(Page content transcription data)
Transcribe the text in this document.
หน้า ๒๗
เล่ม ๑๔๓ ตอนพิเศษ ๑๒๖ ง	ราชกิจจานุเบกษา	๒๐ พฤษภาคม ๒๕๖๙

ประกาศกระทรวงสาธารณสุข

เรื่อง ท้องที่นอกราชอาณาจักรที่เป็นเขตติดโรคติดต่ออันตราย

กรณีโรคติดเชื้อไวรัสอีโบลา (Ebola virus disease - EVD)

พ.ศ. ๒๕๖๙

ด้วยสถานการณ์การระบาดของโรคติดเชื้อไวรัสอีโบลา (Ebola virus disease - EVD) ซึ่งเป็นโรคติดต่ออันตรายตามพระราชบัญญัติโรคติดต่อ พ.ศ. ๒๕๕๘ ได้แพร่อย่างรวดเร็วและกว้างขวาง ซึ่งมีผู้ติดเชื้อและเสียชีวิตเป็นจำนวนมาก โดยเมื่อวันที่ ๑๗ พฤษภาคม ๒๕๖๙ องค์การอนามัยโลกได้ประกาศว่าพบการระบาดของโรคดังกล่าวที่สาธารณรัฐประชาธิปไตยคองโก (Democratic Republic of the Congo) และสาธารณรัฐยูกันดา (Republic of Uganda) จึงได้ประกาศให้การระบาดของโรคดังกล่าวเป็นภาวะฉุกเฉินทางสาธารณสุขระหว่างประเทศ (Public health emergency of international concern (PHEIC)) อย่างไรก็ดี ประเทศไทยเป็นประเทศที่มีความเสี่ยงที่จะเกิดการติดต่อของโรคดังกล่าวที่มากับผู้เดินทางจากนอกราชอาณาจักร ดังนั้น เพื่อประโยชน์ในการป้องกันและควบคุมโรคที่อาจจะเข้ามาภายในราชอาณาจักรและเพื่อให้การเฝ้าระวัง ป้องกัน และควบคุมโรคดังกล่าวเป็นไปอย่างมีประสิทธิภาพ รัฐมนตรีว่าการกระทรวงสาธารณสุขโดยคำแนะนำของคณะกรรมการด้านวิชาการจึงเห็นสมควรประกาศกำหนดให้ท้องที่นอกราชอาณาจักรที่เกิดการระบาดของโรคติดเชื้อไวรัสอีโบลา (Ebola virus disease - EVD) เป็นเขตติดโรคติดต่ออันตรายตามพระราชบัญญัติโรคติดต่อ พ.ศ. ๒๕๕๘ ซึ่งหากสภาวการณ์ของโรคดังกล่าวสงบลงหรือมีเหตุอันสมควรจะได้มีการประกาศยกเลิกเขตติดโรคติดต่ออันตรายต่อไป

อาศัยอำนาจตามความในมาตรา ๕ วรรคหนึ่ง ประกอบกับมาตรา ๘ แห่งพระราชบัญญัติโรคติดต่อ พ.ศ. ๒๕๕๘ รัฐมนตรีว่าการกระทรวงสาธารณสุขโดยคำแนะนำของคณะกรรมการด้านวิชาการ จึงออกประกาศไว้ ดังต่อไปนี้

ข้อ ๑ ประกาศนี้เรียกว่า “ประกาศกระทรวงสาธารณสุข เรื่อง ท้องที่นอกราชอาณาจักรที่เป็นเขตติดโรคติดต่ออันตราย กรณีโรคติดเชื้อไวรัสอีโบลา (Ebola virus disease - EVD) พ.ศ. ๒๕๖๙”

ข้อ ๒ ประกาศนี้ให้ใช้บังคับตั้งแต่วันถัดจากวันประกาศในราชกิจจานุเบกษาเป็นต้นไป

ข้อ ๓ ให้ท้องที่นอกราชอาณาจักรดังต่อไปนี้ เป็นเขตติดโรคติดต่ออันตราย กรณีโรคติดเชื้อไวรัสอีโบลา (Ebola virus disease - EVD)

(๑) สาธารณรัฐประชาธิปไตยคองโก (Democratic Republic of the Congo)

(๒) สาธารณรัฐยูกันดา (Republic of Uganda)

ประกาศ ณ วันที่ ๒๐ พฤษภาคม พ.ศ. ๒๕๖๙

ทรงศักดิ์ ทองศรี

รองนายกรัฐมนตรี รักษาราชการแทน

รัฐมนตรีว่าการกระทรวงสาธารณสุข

EXERCISE: Could every entry be given again exactly, with no line skipped?

SOLVED PROBLEM:
Transcribe the text in this document.
หน้า ๒๗
เล่ม ๑๔๓ ตอนพิเศษ ๑๒๖ ง	ราชกิจจานุเบกษา	๒๐ พฤษภาคม ๒๕๖๙

ประกาศกระทรวงสาธารณสุข

เรื่อง ท้องที่นอกราชอาณาจักรที่เป็นเขตติดโรคติดต่ออันตราย

กรณีโรคติดเชื้อไวรัสอีโบลา (Ebola virus disease - EVD)

พ.ศ. ๒๕๖๙

ด้วยสถานการณ์การระบาดของโรคติดเชื้อไวรัสอีโบลา (Ebola virus disease - EVD) ซึ่งเป็นโรคติดต่ออันตรายตามพระราชบัญญัติโรคติดต่อ พ.ศ. ๒๕๕๘ ได้แพร่อย่างรวดเร็วและกว้างขวาง ซึ่งมีผู้ติดเชื้อและเสียชีวิตเป็นจำนวนมาก โดยเมื่อวันที่ ๑๗ พฤษภาคม ๒๕๖๙ องค์การอนามัยโลกได้ประกาศว่าพบการระบาดของโรคดังกล่าวที่สาธารณรัฐประชาธิปไตยคองโก (Democratic Republic of the Congo) และสาธารณรัฐยูกันดา (Republic of Uganda) จึงได้ประกาศให้การระบาดของโรคดังกล่าวเป็นภาวะฉุกเฉินทางสาธารณสุขระหว่างประเทศ (Public health emergency of international concern (PHEIC)) อย่างไรก็ดี ประเทศไทยเป็นประเทศที่มีความเสี่ยงที่จะเกิดการติดต่อของโรคดังกล่าวที่มากับผู้เดินทางจากนอกราชอาณาจักร ดังนั้น เพื่อประโยชน์ในการป้องกันและควบคุมโรคที่อาจจะเข้ามาภายในราชอาณาจักรและเพื่อให้การเฝ้าระวัง ป้องกัน และควบคุมโรคดังกล่าวเป็นไปอย่างมีประสิทธิภาพ รัฐมนตรีว่าการกระทรวงสาธารณสุขโดยคำแนะนำของคณะกรรมการด้านวิชาการจึงเห็นสมควรประกาศกำหนดให้ท้องที่นอกราชอาณาจักรที่เกิดการระบาดของโรคติดเชื้อไวรัสอีโบลา (Ebola virus disease - EVD) เป็นเขตติดโรคติดต่ออันตรายตามพระราชบัญญัติโรคติดต่อ พ.ศ. ๒๕๕๘ ซึ่งหากสภาวการณ์ของโรคดังกล่าวสงบลงหรือมีเหตุอันสมควรจะได้มีการประกาศยกเลิกเขตติดโรคติดต่ออันตรายต่อไป

อาศัยอำนาจตามความในมาตรา ๕ วรรคหนึ่ง ประกอบกับมาตรา ๘ แห่งพระราชบัญญัติโรคติดต่อ พ.ศ. ๒๕๕๘ รัฐมนตรีว่าการกระทรวงสาธารณสุขโดยคำแนะนำของคณะกรรมการด้านวิชาการ จึงออกประกาศไว้ ดังต่อไปนี้

ข้อ ๑ ประกาศนี้เรียกว่า “ประกาศกระทรวงสาธารณสุข เรื่อง ท้องที่นอกราชอาณาจักรที่เป็นเขตติดโรคติดต่ออันตราย กรณีโรคติดเชื้อไวรัสอีโบลา (Ebola virus disease - EVD) พ.ศ. ๒๕๖๙”

ข้อ ๒ ประกาศนี้ให้ใช้บังคับตั้งแต่วันถัดจากวันประกาศในราชกิจจานุเบกษาเป็นต้นไป

ข้อ ๓ ให้ท้องที่นอกราชอาณาจักรดังต่อไปนี้ เป็นเขตติดโรคติดต่ออันตราย กรณีโรคติดเชื้อไวรัสอีโบลา (Ebola virus disease - EVD)

(๑) สาธารณรัฐประชาธิปไตยคองโก (Democratic Republic of the Congo)

(๒) สาธารณรัฐยูกันดา (Republic of Uganda)

ประกาศ ณ วันที่ ๒๐ พฤษภาคม พ.ศ. ๒๕๖๙

ทรงศักดิ์ ทองศรี

รองนายกรัฐมนตรี รักษาราชการแทน

รัฐมนตรีว่าการกระทรวงสาธารณสุข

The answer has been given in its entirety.